- _Page excerpt_:
Website: https://sites.google.com/view/12tharmoreddivisionassociation

===The Hellcat News (newspaper)===
The Hellcat News, the newspaper of the 12th Armored Division, was first published in 1942 as an information sheet. Initial publication was part of the public relations duties of the Special Services unit of the 12th Armored Division while the division trained at Camp (later Fort) Campbell, Kentucky. In 1943, after the division was transferred to Camp Barkeley in Abilene, Texas, the division commander, Major General Carlos Brewer, assigned three men to Special Services to continue the newspaper.
The first official issue of the newspaper was published at Camp Campbell, Kentucky, although the byline reads "Somewhere in Tennessee". This was because Camp Campbell was in the Tennessee Maneuver Area located on the Kentucky-Tennessee border between Hopkinsville, Kentucky, and Clarksville, Tennessee. Due to its close proximity to Clarksville, Tennessee, the War Department on 6 March 1942, designated Tennessee as the official address of the new camp. This caused a great deal of confusion, since the Headquarters was in Tennessee and the post office was in Kentucky. After many months of mail delivery problems, Colonel Guy W. Chipman requested that the address be changed to Camp Campbell, Kentucky. The U.S. War Department officially changed the address on 23 September 1942.

- _Document layout analysis data_:
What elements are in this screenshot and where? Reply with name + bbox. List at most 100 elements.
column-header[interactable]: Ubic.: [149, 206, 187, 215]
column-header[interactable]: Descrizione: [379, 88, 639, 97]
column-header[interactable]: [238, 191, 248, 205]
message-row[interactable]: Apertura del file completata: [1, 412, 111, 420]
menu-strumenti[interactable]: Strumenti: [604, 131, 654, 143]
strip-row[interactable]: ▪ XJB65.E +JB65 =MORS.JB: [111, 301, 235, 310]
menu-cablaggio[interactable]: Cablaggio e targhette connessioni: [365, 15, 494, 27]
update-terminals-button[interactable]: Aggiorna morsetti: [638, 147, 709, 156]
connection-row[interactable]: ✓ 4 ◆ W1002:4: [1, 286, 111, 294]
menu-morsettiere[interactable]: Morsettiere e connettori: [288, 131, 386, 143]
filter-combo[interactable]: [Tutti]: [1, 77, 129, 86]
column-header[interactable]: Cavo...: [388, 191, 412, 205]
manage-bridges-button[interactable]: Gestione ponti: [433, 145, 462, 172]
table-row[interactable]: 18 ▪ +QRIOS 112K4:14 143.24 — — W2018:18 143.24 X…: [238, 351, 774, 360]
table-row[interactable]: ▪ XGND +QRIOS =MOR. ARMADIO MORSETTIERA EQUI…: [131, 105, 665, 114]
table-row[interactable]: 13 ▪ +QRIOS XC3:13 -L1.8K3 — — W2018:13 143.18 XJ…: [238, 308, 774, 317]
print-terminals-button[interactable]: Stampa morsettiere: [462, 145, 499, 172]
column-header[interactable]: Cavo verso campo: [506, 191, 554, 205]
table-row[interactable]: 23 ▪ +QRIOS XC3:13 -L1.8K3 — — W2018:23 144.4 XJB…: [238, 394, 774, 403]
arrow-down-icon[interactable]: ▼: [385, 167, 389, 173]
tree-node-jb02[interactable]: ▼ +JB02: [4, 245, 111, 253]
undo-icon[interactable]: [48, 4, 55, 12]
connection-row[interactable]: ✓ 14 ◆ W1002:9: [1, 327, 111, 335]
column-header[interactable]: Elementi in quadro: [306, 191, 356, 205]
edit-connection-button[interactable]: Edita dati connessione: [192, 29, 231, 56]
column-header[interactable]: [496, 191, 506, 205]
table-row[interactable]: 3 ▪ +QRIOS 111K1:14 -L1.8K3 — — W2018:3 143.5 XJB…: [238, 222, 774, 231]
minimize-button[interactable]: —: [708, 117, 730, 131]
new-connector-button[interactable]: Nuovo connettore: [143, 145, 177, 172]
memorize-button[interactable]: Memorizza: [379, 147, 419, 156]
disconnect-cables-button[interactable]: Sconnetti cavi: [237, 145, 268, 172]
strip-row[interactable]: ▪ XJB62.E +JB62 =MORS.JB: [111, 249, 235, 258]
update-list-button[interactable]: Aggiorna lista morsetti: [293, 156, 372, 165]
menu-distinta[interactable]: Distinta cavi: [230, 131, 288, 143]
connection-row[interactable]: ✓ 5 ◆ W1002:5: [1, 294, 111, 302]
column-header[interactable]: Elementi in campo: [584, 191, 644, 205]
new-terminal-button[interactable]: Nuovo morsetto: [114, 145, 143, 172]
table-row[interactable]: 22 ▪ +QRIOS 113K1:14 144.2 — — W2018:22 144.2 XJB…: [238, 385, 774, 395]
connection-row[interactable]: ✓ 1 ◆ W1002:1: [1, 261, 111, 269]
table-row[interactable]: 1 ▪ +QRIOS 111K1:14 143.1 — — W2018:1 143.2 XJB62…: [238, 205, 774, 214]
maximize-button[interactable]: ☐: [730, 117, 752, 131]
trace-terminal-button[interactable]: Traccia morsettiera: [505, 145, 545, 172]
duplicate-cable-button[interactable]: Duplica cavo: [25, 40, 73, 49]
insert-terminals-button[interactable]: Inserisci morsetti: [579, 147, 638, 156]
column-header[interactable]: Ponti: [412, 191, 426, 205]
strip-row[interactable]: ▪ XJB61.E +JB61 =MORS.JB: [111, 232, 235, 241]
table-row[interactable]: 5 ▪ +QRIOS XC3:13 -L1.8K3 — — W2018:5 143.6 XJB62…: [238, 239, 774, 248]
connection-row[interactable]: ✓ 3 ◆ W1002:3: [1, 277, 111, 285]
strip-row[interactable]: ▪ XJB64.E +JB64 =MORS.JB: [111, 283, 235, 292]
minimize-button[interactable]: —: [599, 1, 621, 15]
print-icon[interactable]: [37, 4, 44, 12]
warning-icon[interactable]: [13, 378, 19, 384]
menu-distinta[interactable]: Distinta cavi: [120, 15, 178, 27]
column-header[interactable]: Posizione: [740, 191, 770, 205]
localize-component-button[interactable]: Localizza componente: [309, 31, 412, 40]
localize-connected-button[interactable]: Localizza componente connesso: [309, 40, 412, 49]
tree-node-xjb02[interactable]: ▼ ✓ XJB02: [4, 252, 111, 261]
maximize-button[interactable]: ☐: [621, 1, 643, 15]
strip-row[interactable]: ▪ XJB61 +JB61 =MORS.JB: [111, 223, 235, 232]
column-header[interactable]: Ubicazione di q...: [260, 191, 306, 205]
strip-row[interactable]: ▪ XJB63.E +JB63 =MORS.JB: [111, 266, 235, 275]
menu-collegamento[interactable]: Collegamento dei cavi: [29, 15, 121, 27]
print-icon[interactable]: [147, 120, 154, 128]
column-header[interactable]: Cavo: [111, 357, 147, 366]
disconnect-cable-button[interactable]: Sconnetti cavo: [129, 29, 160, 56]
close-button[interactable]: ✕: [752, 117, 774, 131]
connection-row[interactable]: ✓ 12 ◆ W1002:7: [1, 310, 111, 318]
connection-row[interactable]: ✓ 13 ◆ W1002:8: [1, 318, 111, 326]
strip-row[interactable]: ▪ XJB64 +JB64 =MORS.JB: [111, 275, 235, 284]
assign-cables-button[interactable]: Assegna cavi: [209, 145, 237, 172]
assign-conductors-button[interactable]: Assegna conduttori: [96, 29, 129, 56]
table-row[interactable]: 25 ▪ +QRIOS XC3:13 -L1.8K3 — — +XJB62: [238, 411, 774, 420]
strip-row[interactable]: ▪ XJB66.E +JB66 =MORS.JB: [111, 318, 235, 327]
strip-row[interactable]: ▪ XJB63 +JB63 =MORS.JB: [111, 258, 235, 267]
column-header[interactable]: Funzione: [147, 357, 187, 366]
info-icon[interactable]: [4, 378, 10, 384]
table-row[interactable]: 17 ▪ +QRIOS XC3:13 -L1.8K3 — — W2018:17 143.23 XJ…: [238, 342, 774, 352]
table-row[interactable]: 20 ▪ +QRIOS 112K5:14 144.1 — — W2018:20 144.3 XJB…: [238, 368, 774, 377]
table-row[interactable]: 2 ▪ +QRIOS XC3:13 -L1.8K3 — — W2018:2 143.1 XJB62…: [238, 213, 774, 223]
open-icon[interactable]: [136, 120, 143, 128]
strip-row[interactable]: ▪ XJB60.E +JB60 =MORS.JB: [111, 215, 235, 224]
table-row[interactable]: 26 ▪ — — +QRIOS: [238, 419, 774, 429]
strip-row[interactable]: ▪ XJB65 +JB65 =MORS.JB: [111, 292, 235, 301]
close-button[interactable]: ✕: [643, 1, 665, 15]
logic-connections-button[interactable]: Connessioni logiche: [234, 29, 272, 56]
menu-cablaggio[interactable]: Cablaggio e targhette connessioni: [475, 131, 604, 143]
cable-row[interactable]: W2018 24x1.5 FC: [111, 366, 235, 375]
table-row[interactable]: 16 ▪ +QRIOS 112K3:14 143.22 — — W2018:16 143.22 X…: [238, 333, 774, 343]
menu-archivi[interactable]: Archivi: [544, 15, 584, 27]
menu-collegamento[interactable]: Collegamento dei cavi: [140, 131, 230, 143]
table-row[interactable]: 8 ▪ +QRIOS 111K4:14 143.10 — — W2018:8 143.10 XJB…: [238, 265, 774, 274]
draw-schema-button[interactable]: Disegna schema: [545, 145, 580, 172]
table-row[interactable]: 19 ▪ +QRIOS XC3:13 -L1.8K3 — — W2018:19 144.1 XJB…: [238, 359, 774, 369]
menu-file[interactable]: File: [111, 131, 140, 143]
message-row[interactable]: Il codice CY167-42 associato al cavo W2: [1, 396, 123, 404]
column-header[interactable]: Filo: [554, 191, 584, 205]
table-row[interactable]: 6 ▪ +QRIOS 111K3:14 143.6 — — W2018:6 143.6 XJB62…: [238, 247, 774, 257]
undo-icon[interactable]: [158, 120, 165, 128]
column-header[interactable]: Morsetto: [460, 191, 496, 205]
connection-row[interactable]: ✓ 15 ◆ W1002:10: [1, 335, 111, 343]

- _Parts of the exercise_:
1 - List every city or town named in the Hellcat News text, along with its state.
2 - Write a continuation of the Hellcat News text, picking up after its final sentence.

- _Task-by-task results_:
1 - Abilene, Texas; Hopkinsville, Kentucky; Clarksville, Tennessee

2 -
The newspaper continued to be published by the division Special Services after transfer of the division to Camp Barkeley in Abilene, Texas, from February 1944 through the final issue published in the U.S during the war on 10 August 1944 (Vol. 2, No. 26), when the entire division was shipped to Europe to join the 7th Army in France. Publication resumed with Volume 3, Issue 1 on 18 May 1945, in Heidenheim, Germany, following cessation of combat operations in the ETO. The Special Services of the division published the first issues in Europe on a weekly basis when conditions permitted, until the deactivation of the division in 1946.
The Hellcat News is one of two U.S. military newspapers that has been continuously published since World War 2, the other being the older "Stars and "Stripes", which began publication on 9 November 1861 in Bloomfield, Missouri. The "Hellcat News" is the oldest U.S. Armed Forces divisional newspaper still being published since World War 2.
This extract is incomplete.